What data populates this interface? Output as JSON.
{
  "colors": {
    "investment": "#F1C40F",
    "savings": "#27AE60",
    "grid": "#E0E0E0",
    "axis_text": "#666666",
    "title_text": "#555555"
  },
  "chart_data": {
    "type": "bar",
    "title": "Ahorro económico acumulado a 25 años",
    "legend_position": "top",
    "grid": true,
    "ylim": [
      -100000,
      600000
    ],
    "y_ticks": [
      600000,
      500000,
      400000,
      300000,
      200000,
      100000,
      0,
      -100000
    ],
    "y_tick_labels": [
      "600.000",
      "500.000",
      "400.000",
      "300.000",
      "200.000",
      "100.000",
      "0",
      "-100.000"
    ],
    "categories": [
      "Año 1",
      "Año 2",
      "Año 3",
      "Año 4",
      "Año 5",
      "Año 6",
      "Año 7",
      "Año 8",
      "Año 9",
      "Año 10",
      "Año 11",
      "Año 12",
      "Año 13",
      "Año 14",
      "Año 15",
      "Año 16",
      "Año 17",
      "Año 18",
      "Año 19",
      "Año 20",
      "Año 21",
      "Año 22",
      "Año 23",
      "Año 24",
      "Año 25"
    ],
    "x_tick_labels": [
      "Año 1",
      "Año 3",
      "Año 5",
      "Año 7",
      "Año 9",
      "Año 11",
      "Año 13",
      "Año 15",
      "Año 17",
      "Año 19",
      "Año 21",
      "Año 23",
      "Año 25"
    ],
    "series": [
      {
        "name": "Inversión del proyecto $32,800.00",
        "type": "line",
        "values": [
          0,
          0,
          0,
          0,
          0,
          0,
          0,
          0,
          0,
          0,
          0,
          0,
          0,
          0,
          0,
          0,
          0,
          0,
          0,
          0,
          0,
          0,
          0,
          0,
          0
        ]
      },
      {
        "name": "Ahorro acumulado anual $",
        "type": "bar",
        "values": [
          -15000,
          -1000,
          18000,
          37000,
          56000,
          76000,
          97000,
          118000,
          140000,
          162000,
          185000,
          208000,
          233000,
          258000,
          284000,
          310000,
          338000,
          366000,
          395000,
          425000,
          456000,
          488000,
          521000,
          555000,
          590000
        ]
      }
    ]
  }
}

########################################

Would you copy out each line exactly as written?

### Result of this task:
What data populates this interface? Output as JSON.
{
  "colors": {
    "investment": "#F1C40F",
    "savings": "#27AE60",
    "grid": "#E0E0E0",
    "axis_text": "#666666",
    "title_text": "#555555"
  },
  "chart_data": {
    "type": "bar",
    "title": "Ahorro económico acumulado a 25 años",
    "legend_position": "top",
    "grid": true,
    "ylim": [
      -100000,
      600000
    ],
    "y_ticks": [
      600000,
      500000,
      400000,
      300000,
      200000,
      100000,
      0,
      -100000
    ],
    "y_tick_labels": [
      "600.000",
      "500.000",
      "400.000",
      "300.000",
      "200.000",
      "100.000",
      "0",
      "-100.000"
    ],
    "categories": [
      "Año 1",
      "Año 2",
      "Año 3",
      "Año 4",
      "Año 5",
      "Año 6",
      "Año 7",
      "Año 8",
      "Año 9",
      "Año 10",
      "Año 11",
      "Año 12",
      "Año 13",
      "Año 14",
      "Año 15",
      "Año 16",
      "Año 17",
      "Año 18",
      "Año 19",
      "Año 20",
      "Año 21",
      "Año 22",
      "Año 23",
      "Año 24",
      "Año 25"
    ],
    "x_tick_labels": [
      "Año 1",
      "Año 3",
      "Año 5",
      "Año 7",
      "Año 9",
      "Año 11",
      "Año 13",
      "Año 15",
      "Año 17",
      "Año 19",
      "Año 21",
      "Año 23",
      "Año 25"
    ],
    "series": [
      {
        "name": "Inversión del proyecto $32,800.00",
        "type": "line",
        "values": [
          0,
          0,
          0,
          0,
          0,
          0,
          0,
          0,
          0,
          0,
          0,
          0,
          0,
          0,
          0,
          0,
          0,
          0,
          0,
          0,
          0,
          0,
          0,
          0,
          0
        ]
      },
      {
        "name": "Ahorro acumulado anual $",
        "type": "bar",
        "values": [
          -15000,
          -1000,
          18000,
          37000,
          56000,
          76000,
          97000,
          118000,
          140000,
          162000,
          185000,
          208000,
          233000,
          258000,
          284000,
          310000,
          338000,
          366000,
          395000,
          425000,
          456000,
          488000,
          521000,
          555000,
          590000
        ]
      }
    ]
  }
}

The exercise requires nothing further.